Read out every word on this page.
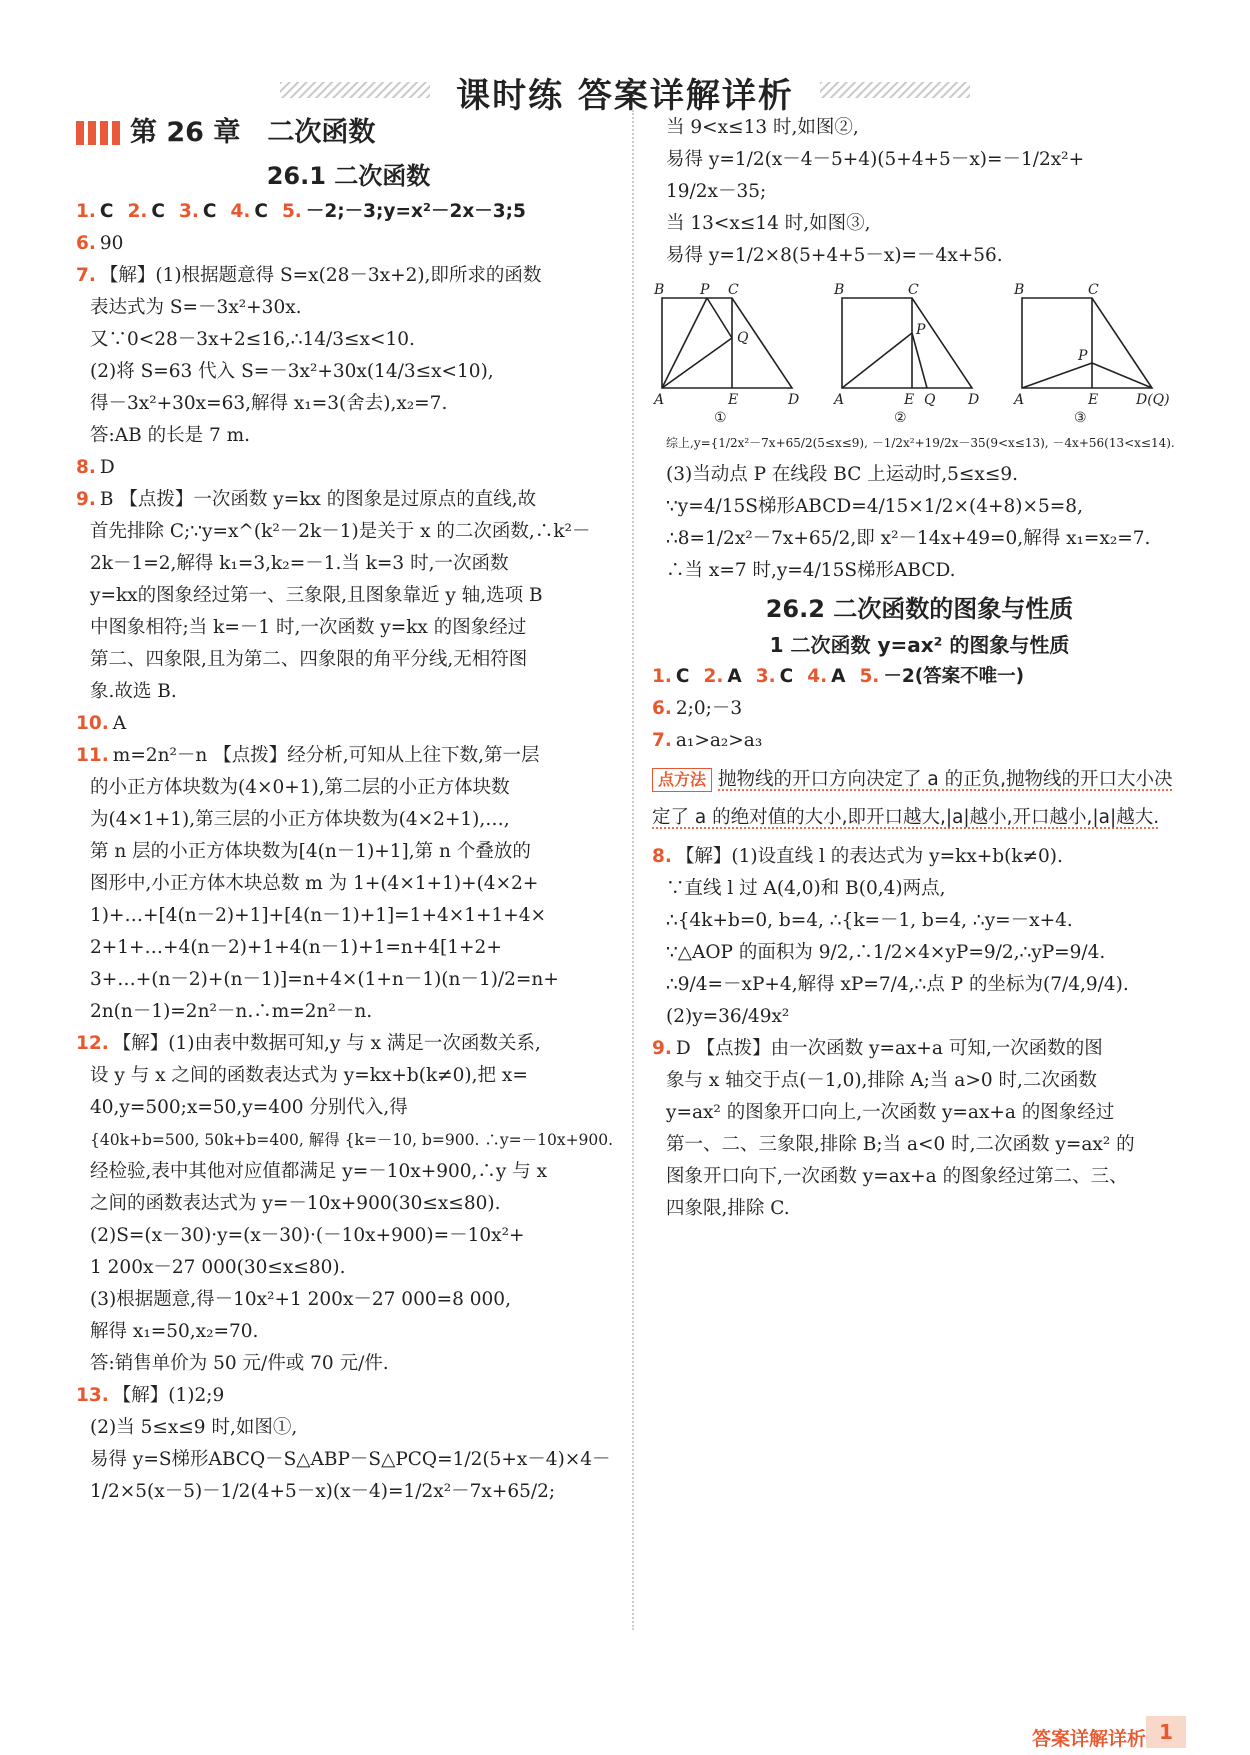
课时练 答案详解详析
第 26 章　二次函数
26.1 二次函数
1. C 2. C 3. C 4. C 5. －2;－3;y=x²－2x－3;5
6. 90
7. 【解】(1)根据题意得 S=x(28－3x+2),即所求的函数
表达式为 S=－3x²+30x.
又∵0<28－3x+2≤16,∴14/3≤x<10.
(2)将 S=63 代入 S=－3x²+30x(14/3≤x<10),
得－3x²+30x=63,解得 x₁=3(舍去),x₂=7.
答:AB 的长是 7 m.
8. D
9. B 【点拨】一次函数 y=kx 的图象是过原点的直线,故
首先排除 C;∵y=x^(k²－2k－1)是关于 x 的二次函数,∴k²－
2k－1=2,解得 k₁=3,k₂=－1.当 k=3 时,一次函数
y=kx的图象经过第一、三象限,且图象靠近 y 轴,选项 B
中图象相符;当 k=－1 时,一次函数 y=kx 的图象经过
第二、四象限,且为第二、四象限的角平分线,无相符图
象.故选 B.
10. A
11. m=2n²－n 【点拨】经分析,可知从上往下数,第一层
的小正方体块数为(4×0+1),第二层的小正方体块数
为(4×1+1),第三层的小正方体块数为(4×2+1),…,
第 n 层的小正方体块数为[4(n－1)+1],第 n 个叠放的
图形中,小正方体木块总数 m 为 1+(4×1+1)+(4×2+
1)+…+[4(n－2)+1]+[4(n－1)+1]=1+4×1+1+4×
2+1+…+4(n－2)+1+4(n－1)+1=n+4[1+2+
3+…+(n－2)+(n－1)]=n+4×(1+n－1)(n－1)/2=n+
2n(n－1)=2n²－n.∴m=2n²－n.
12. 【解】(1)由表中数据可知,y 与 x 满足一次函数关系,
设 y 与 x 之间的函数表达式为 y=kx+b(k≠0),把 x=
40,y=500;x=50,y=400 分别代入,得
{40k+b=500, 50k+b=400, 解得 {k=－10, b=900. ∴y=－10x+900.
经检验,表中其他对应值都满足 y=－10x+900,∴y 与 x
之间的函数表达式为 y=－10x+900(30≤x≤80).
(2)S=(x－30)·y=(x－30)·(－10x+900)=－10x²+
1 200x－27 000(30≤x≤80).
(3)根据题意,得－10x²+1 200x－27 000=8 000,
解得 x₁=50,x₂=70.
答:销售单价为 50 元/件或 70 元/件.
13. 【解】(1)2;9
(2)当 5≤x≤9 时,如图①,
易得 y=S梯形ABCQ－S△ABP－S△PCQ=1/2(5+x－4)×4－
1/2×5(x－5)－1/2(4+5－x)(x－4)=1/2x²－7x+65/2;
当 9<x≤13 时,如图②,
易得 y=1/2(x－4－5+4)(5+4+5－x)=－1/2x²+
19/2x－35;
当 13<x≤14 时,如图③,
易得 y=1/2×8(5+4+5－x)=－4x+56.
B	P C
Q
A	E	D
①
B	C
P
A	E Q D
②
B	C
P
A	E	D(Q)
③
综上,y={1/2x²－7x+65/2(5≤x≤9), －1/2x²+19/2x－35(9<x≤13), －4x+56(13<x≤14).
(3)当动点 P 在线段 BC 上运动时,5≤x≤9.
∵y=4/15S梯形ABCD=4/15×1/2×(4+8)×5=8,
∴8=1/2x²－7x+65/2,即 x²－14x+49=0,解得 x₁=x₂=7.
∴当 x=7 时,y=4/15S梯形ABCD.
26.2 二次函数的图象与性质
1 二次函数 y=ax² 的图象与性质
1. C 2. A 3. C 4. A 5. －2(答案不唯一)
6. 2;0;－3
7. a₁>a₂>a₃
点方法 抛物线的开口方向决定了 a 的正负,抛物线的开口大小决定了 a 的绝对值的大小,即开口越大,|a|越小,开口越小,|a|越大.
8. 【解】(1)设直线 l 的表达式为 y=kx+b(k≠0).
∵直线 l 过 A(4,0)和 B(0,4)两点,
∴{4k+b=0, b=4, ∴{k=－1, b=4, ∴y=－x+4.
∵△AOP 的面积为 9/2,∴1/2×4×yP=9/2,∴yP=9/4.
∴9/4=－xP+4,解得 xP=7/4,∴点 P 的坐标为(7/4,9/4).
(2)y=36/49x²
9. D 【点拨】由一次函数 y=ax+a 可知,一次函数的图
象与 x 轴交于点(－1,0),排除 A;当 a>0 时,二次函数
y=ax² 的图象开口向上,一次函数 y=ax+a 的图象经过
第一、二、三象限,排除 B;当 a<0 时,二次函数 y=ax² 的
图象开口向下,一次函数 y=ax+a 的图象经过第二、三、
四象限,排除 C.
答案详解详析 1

════

- **EXERCISE OBJECTIVE**: From the data, collect all lines where the string "之间的函数表达式为" appears.

- **FULL ANSWER**:
设 y 与 x 之间的函数表达式为 y=kx+b(k≠0),把 x=
之间的函数表达式为 y=－10x+900(30≤x≤80).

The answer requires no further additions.